## WHAT YOU HAVE TO DO
For each line in the data below that holds "this", return a copy.

=======

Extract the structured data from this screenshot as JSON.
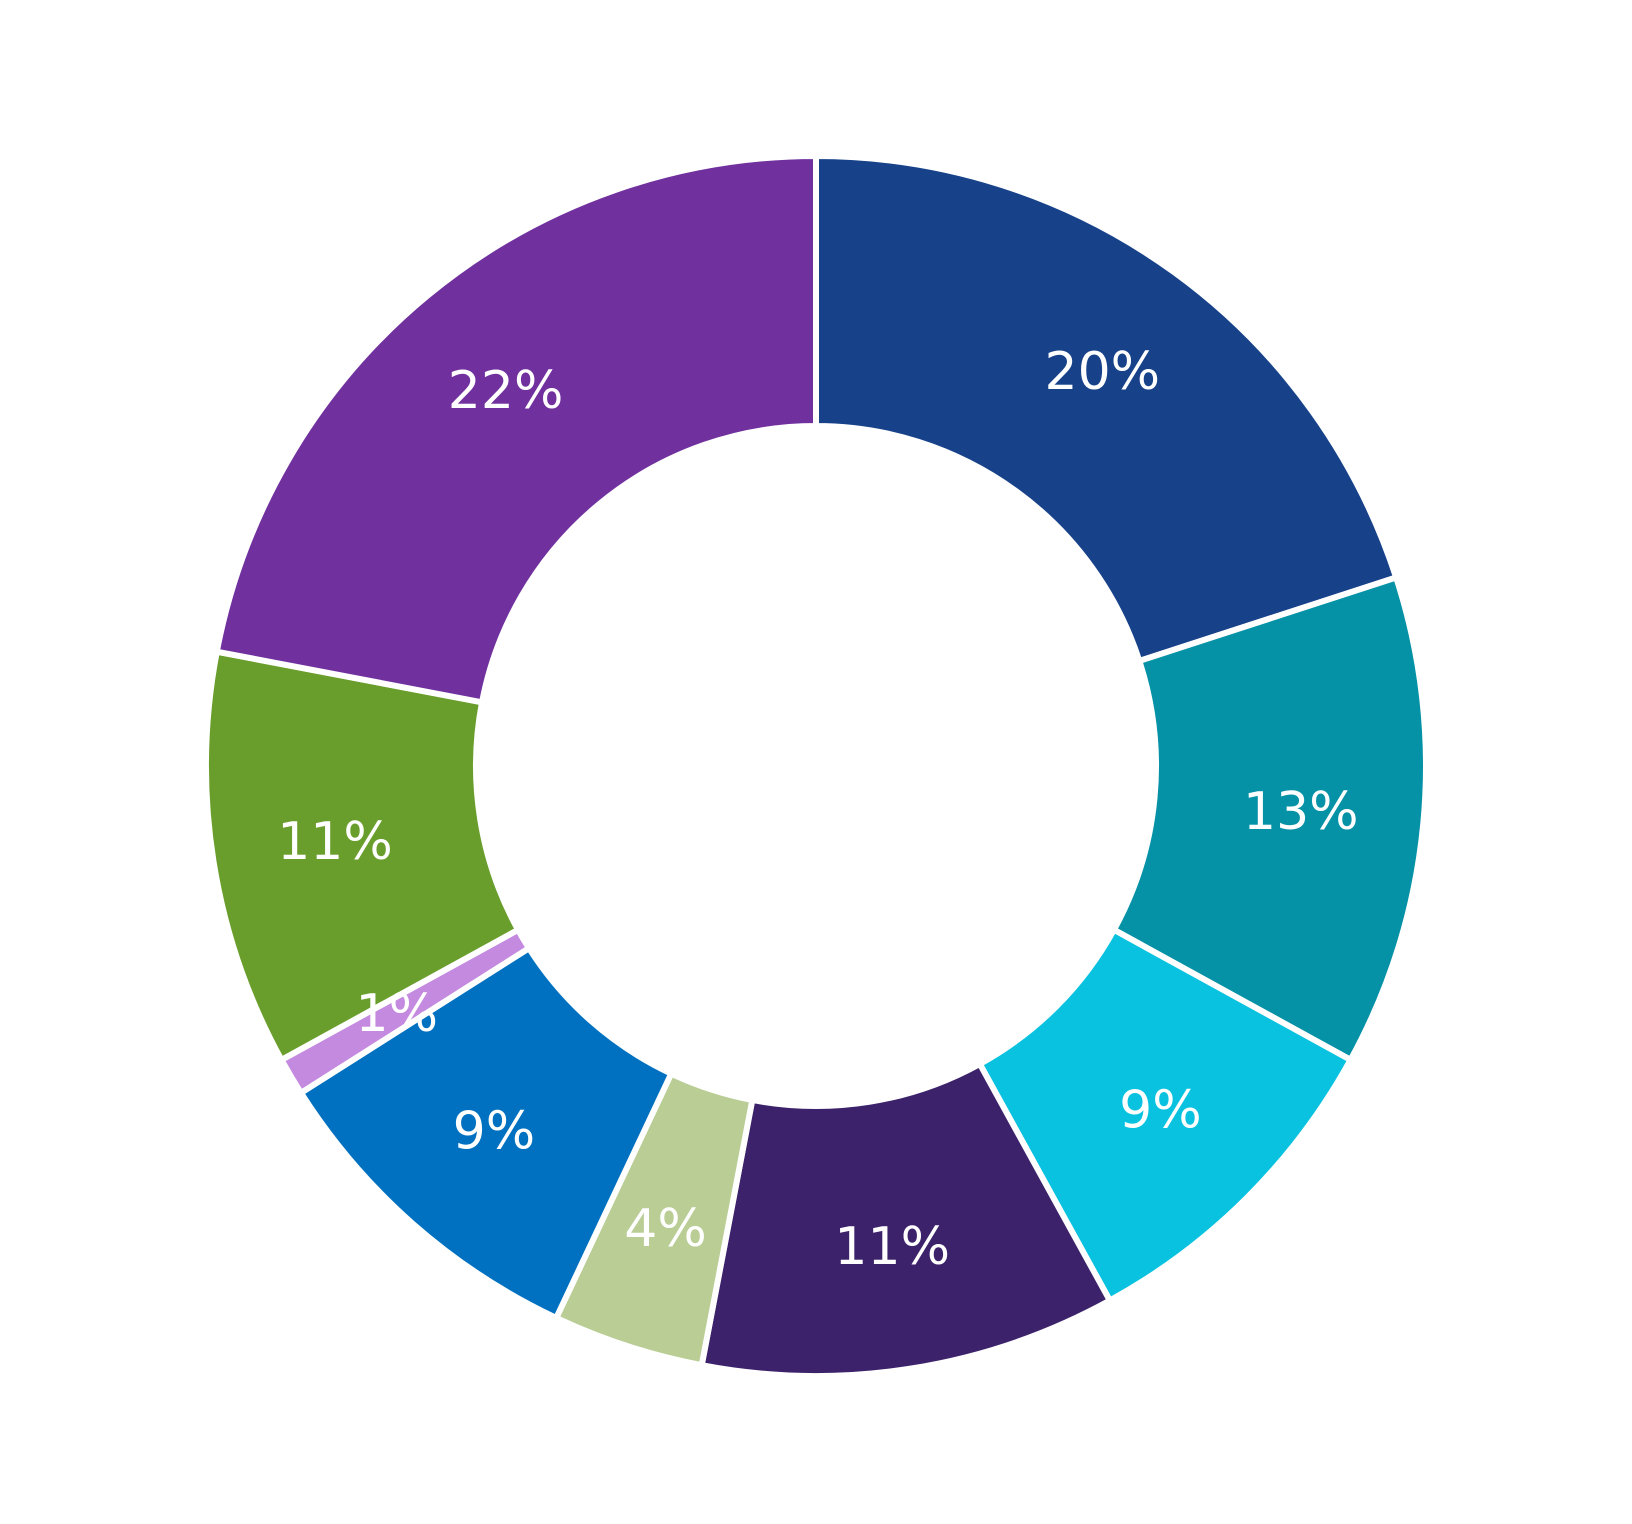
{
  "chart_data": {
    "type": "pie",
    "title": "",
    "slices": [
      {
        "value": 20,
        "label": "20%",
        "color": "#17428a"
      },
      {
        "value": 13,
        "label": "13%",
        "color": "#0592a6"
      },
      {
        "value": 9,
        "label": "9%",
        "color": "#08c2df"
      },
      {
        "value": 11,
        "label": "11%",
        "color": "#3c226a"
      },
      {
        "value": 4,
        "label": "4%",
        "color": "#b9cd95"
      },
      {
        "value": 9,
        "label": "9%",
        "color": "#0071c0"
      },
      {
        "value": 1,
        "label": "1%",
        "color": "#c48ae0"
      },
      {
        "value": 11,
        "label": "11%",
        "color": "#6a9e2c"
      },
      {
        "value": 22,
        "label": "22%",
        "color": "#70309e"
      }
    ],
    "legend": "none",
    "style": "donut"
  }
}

=======

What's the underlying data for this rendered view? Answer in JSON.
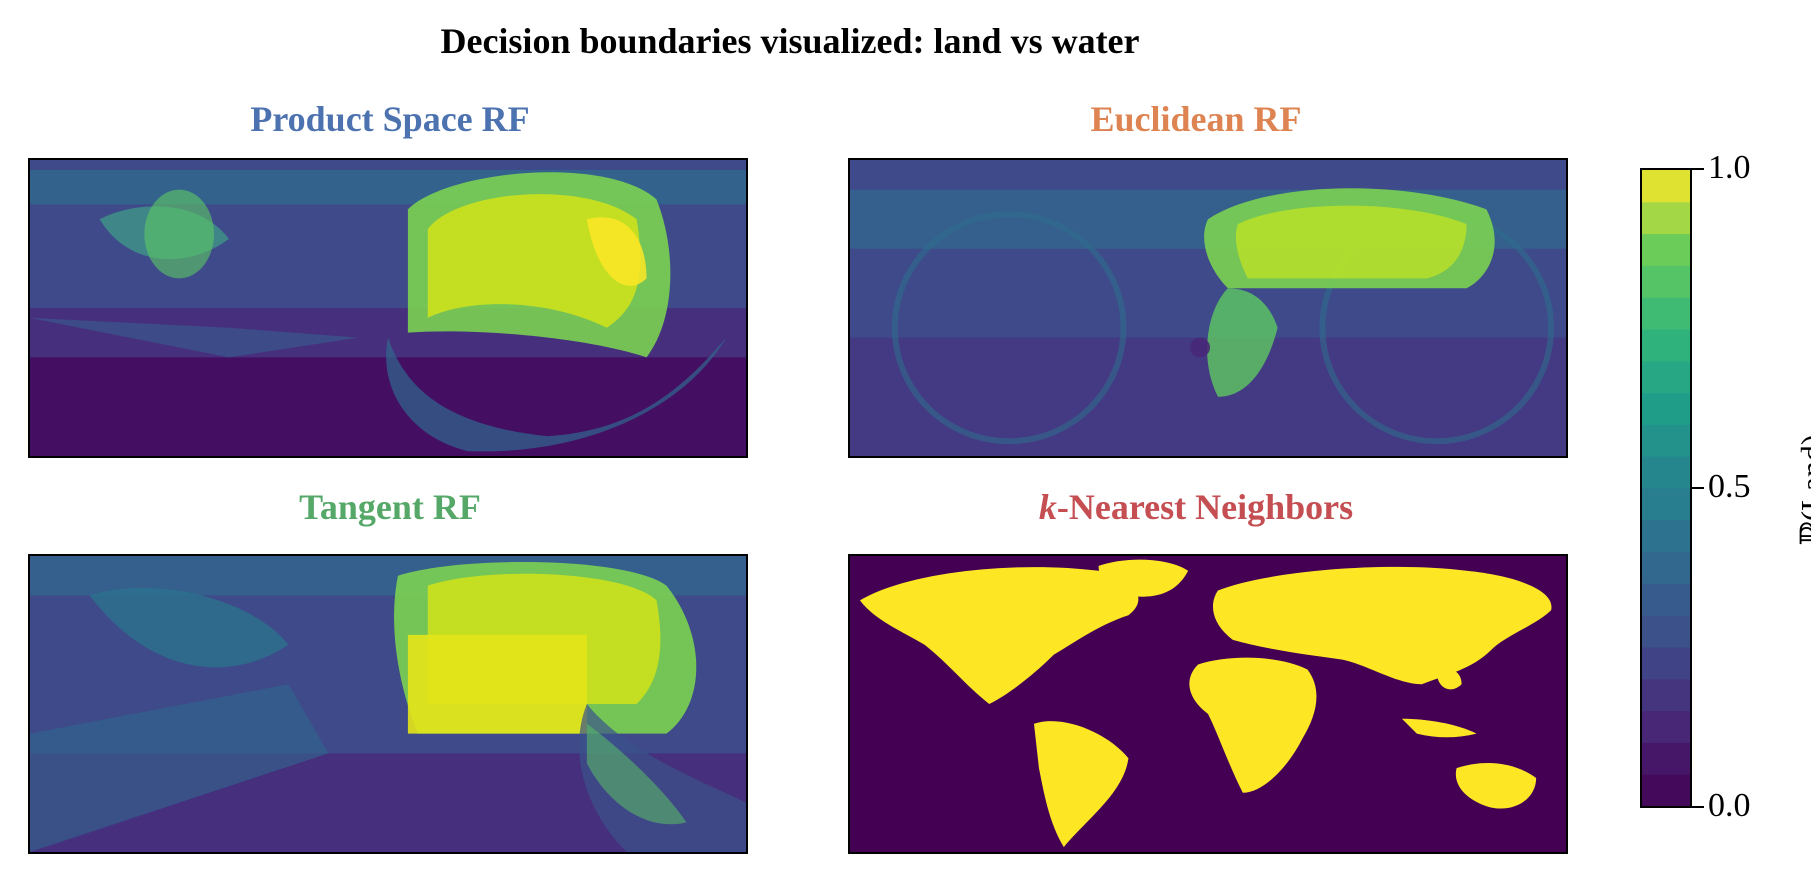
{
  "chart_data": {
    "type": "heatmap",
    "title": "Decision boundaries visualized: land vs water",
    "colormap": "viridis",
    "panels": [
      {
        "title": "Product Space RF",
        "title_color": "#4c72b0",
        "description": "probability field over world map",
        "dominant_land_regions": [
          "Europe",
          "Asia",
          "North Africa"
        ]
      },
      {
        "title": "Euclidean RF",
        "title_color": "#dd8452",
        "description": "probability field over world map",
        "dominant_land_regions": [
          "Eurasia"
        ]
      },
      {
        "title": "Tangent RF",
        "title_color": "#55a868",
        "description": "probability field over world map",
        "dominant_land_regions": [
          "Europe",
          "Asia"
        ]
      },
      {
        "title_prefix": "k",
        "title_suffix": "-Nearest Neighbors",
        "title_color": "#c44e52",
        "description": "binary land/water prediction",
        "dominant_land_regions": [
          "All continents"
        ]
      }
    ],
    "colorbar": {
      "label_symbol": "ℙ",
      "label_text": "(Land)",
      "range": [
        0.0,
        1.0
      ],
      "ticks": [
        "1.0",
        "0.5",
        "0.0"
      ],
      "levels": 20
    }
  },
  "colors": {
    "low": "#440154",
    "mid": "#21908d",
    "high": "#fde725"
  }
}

=======

## FINAL ANSWER
Extract the structured data from this screenshot as JSON.
What's the underlying data for this rendered view? Answer in JSON.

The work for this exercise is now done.